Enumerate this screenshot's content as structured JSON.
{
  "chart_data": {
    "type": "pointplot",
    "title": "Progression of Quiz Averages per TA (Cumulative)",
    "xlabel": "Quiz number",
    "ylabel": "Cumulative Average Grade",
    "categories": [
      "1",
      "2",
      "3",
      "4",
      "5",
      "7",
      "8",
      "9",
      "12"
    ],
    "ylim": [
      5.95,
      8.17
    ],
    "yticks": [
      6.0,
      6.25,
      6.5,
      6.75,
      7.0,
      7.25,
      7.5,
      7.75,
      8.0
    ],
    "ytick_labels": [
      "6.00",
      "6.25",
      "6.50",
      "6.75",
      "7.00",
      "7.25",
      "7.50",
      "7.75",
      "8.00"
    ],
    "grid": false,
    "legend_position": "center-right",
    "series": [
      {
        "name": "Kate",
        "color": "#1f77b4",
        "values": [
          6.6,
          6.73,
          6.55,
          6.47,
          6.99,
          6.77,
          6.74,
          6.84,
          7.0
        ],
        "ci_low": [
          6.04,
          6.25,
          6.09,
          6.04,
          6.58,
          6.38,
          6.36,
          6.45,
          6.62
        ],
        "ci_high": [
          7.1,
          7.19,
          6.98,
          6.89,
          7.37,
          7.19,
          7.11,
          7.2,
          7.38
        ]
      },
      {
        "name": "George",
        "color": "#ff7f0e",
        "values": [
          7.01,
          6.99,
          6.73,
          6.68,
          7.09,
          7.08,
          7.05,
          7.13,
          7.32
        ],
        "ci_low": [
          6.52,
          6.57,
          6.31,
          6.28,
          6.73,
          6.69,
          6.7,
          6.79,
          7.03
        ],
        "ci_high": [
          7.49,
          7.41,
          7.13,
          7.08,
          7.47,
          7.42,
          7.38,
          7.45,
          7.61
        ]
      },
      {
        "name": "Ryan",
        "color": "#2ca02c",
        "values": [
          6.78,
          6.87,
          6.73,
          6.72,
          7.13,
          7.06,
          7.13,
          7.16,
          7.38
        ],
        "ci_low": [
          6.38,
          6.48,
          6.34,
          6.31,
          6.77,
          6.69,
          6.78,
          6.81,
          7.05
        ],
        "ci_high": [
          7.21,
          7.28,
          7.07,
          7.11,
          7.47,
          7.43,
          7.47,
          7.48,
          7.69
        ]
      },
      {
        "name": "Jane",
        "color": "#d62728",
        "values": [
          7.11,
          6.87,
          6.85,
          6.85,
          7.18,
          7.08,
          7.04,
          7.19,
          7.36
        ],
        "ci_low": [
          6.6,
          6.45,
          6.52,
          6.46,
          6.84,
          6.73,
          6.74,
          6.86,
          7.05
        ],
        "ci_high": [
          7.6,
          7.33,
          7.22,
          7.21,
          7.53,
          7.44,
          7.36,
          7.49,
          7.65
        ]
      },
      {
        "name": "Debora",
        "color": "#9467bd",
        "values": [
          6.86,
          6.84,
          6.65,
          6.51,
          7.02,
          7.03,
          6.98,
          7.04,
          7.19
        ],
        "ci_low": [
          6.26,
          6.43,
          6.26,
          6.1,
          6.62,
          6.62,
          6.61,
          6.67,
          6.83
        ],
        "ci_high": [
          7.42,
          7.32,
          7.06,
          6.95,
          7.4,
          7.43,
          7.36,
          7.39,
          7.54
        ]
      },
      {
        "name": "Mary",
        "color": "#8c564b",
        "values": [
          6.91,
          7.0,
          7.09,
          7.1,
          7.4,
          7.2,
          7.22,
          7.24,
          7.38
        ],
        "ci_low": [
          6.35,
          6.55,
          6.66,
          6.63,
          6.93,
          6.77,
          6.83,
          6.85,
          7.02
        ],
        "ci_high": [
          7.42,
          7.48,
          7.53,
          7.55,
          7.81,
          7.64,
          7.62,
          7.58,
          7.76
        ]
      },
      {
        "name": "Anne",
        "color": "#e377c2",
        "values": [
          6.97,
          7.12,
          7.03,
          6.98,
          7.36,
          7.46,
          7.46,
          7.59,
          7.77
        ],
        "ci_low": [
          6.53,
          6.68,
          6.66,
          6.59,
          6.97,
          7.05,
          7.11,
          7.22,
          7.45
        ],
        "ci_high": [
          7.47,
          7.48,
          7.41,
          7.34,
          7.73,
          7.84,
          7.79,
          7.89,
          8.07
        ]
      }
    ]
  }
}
----------
Recopy the entries above exactly, with every line included.

Response below »
Enumerate this screenshot's content as structured JSON.
{
  "chart_data": {
    "type": "pointplot",
    "title": "Progression of Quiz Averages per TA (Cumulative)",
    "xlabel": "Quiz number",
    "ylabel": "Cumulative Average Grade",
    "categories": [
      "1",
      "2",
      "3",
      "4",
      "5",
      "7",
      "8",
      "9",
      "12"
    ],
    "ylim": [
      5.95,
      8.17
    ],
    "yticks": [
      6.0,
      6.25,
      6.5,
      6.75,
      7.0,
      7.25,
      7.5,
      7.75,
      8.0
    ],
    "ytick_labels": [
      "6.00",
      "6.25",
      "6.50",
      "6.75",
      "7.00",
      "7.25",
      "7.50",
      "7.75",
      "8.00"
    ],
    "grid": false,
    "legend_position": "center-right",
    "series": [
      {
        "name": "Kate",
        "color": "#1f77b4",
        "values": [
          6.6,
          6.73,
          6.55,
          6.47,
          6.99,
          6.77,
          6.74,
          6.84,
          7.0
        ],
        "ci_low": [
          6.04,
          6.25,
          6.09,
          6.04,
          6.58,
          6.38,
          6.36,
          6.45,
          6.62
        ],
        "ci_high": [
          7.1,
          7.19,
          6.98,
          6.89,
          7.37,
          7.19,
          7.11,
          7.2,
          7.38
        ]
      },
      {
        "name": "George",
        "color": "#ff7f0e",
        "values": [
          7.01,
          6.99,
          6.73,
          6.68,
          7.09,
          7.08,
          7.05,
          7.13,
          7.32
        ],
        "ci_low": [
          6.52,
          6.57,
          6.31,
          6.28,
          6.73,
          6.69,
          6.7,
          6.79,
          7.03
        ],
        "ci_high": [
          7.49,
          7.41,
          7.13,
          7.08,
          7.47,
          7.42,
          7.38,
          7.45,
          7.61
        ]
      },
      {
        "name": "Ryan",
        "color": "#2ca02c",
        "values": [
          6.78,
          6.87,
          6.73,
          6.72,
          7.13,
          7.06,
          7.13,
          7.16,
          7.38
        ],
        "ci_low": [
          6.38,
          6.48,
          6.34,
          6.31,
          6.77,
          6.69,
          6.78,
          6.81,
          7.05
        ],
        "ci_high": [
          7.21,
          7.28,
          7.07,
          7.11,
          7.47,
          7.43,
          7.47,
          7.48,
          7.69
        ]
      },
      {
        "name": "Jane",
        "color": "#d62728",
        "values": [
          7.11,
          6.87,
          6.85,
          6.85,
          7.18,
          7.08,
          7.04,
          7.19,
          7.36
        ],
        "ci_low": [
          6.6,
          6.45,
          6.52,
          6.46,
          6.84,
          6.73,
          6.74,
          6.86,
          7.05
        ],
        "ci_high": [
          7.6,
          7.33,
          7.22,
          7.21,
          7.53,
          7.44,
          7.36,
          7.49,
          7.65
        ]
      },
      {
        "name": "Debora",
        "color": "#9467bd",
        "values": [
          6.86,
          6.84,
          6.65,
          6.51,
          7.02,
          7.03,
          6.98,
          7.04,
          7.19
        ],
        "ci_low": [
          6.26,
          6.43,
          6.26,
          6.1,
          6.62,
          6.62,
          6.61,
          6.67,
          6.83
        ],
        "ci_high": [
          7.42,
          7.32,
          7.06,
          6.95,
          7.4,
          7.43,
          7.36,
          7.39,
          7.54
        ]
      },
      {
        "name": "Mary",
        "color": "#8c564b",
        "values": [
          6.91,
          7.0,
          7.09,
          7.1,
          7.4,
          7.2,
          7.22,
          7.24,
          7.38
        ],
        "ci_low": [
          6.35,
          6.55,
          6.66,
          6.63,
          6.93,
          6.77,
          6.83,
          6.85,
          7.02
        ],
        "ci_high": [
          7.42,
          7.48,
          7.53,
          7.55,
          7.81,
          7.64,
          7.62,
          7.58,
          7.76
        ]
      },
      {
        "name": "Anne",
        "color": "#e377c2",
        "values": [
          6.97,
          7.12,
          7.03,
          6.98,
          7.36,
          7.46,
          7.46,
          7.59,
          7.77
        ],
        "ci_low": [
          6.53,
          6.68,
          6.66,
          6.59,
          6.97,
          7.05,
          7.11,
          7.22,
          7.45
        ],
        "ci_high": [
          7.47,
          7.48,
          7.41,
          7.34,
          7.73,
          7.84,
          7.79,
          7.89,
          8.07
        ]
      }
    ]
  }
}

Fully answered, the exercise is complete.